>> START RECORDED DATA
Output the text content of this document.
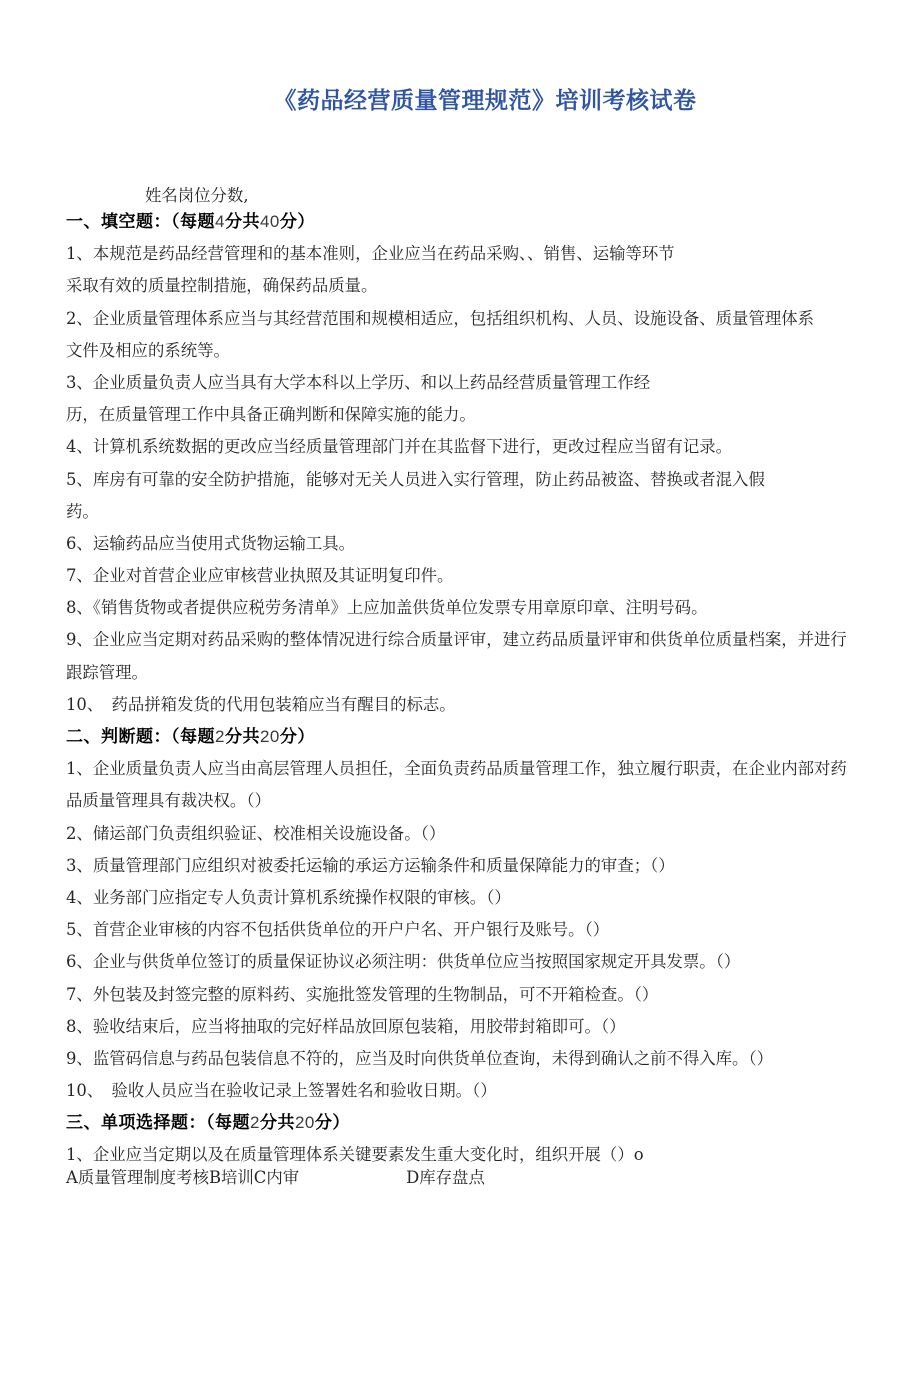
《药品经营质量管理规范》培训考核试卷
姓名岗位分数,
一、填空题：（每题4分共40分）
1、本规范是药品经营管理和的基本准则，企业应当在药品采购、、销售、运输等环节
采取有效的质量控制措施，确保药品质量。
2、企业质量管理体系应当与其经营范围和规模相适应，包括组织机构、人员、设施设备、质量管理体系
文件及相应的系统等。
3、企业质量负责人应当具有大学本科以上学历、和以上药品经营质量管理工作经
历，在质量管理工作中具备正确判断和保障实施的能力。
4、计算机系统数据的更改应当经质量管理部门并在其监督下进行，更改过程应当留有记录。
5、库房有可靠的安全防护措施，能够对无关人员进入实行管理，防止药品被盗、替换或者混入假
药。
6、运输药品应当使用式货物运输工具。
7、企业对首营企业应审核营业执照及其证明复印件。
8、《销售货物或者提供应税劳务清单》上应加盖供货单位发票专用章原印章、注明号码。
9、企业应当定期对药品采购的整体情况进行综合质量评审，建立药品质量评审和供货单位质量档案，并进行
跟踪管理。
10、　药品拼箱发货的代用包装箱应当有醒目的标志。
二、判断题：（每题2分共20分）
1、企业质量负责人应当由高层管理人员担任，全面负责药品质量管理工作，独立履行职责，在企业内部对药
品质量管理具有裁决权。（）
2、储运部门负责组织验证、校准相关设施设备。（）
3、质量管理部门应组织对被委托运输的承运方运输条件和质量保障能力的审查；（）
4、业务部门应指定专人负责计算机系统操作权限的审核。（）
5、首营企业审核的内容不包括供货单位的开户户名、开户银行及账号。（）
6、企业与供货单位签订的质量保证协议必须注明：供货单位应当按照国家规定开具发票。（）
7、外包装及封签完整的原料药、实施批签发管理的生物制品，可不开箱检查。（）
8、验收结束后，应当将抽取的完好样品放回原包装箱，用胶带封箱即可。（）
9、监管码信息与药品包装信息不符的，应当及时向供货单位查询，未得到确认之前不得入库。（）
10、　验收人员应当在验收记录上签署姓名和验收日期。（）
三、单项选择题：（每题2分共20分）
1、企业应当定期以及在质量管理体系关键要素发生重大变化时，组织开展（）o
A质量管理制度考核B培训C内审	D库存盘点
>> END RECORDED DATA
__SHORT EXERCISE__:
Will you set down the records word for word while leaving out every picture?

__WORKED SOLUTION__:
Output the text content of this document.
《药品经营质量管理规范》培训考核试卷
姓名岗位分数,
一、填空题：（每题4分共40分）
1、本规范是药品经营管理和的基本准则，企业应当在药品采购、、销售、运输等环节
采取有效的质量控制措施，确保药品质量。
2、企业质量管理体系应当与其经营范围和规模相适应，包括组织机构、人员、设施设备、质量管理体系
文件及相应的系统等。
3、企业质量负责人应当具有大学本科以上学历、和以上药品经营质量管理工作经
历，在质量管理工作中具备正确判断和保障实施的能力。
4、计算机系统数据的更改应当经质量管理部门并在其监督下进行，更改过程应当留有记录。
5、库房有可靠的安全防护措施，能够对无关人员进入实行管理，防止药品被盗、替换或者混入假
药。
6、运输药品应当使用式货物运输工具。
7、企业对首营企业应审核营业执照及其证明复印件。
8、《销售货物或者提供应税劳务清单》上应加盖供货单位发票专用章原印章、注明号码。
9、企业应当定期对药品采购的整体情况进行综合质量评审，建立药品质量评审和供货单位质量档案，并进行
跟踪管理。
10、　药品拼箱发货的代用包装箱应当有醒目的标志。
二、判断题：（每题2分共20分）
1、企业质量负责人应当由高层管理人员担任，全面负责药品质量管理工作，独立履行职责，在企业内部对药
品质量管理具有裁决权。（）
2、储运部门负责组织验证、校准相关设施设备。（）
3、质量管理部门应组织对被委托运输的承运方运输条件和质量保障能力的审查；（）
4、业务部门应指定专人负责计算机系统操作权限的审核。（）
5、首营企业审核的内容不包括供货单位的开户户名、开户银行及账号。（）
6、企业与供货单位签订的质量保证协议必须注明：供货单位应当按照国家规定开具发票。（）
7、外包装及封签完整的原料药、实施批签发管理的生物制品，可不开箱检查。（）
8、验收结束后，应当将抽取的完好样品放回原包装箱，用胶带封箱即可。（）
9、监管码信息与药品包装信息不符的，应当及时向供货单位查询，未得到确认之前不得入库。（）
10、　验收人员应当在验收记录上签署姓名和验收日期。（）
三、单项选择题：（每题2分共20分）
1、企业应当定期以及在质量管理体系关键要素发生重大变化时，组织开展（）o
A质量管理制度考核B培训C内审	D库存盘点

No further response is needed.